[Stored data entries]
* START *
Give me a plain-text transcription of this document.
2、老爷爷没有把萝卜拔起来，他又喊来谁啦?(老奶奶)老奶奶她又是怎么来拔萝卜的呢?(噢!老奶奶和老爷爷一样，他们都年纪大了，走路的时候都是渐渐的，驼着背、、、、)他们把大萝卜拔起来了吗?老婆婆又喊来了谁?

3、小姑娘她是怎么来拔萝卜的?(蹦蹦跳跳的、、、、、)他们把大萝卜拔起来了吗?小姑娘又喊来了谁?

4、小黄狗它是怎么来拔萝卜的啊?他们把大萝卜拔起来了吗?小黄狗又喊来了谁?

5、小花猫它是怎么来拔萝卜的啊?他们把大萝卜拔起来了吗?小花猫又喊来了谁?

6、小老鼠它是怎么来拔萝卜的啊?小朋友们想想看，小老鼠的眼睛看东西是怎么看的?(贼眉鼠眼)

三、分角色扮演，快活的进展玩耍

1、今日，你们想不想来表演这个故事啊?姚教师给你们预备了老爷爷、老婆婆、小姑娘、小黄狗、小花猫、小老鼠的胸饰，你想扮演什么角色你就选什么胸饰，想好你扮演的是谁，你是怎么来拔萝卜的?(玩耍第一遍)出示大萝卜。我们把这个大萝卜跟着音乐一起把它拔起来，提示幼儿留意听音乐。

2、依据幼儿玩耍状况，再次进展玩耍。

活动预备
* END *
* The problem
In the material above, find each line that contains the word "他们把大萝卜拔起来了吗", and select it.

* Correct output
2、老爷爷没有把萝卜拔起来，他又喊来谁啦?(老奶奶)老奶奶她又是怎么来拔萝卜的呢?(噢!老奶奶和老爷爷一样，他们都年纪大了，走路的时候都是渐渐的，驼着背、、、、)他们把大萝卜拔起来了吗?老婆婆又喊来了谁?
3、小姑娘她是怎么来拔萝卜的?(蹦蹦跳跳的、、、、、)他们把大萝卜拔起来了吗?小姑娘又喊来了谁?
4、小黄狗它是怎么来拔萝卜的啊?他们把大萝卜拔起来了吗?小黄狗又喊来了谁?
5、小花猫它是怎么来拔萝卜的啊?他们把大萝卜拔起来了吗?小花猫又喊来了谁?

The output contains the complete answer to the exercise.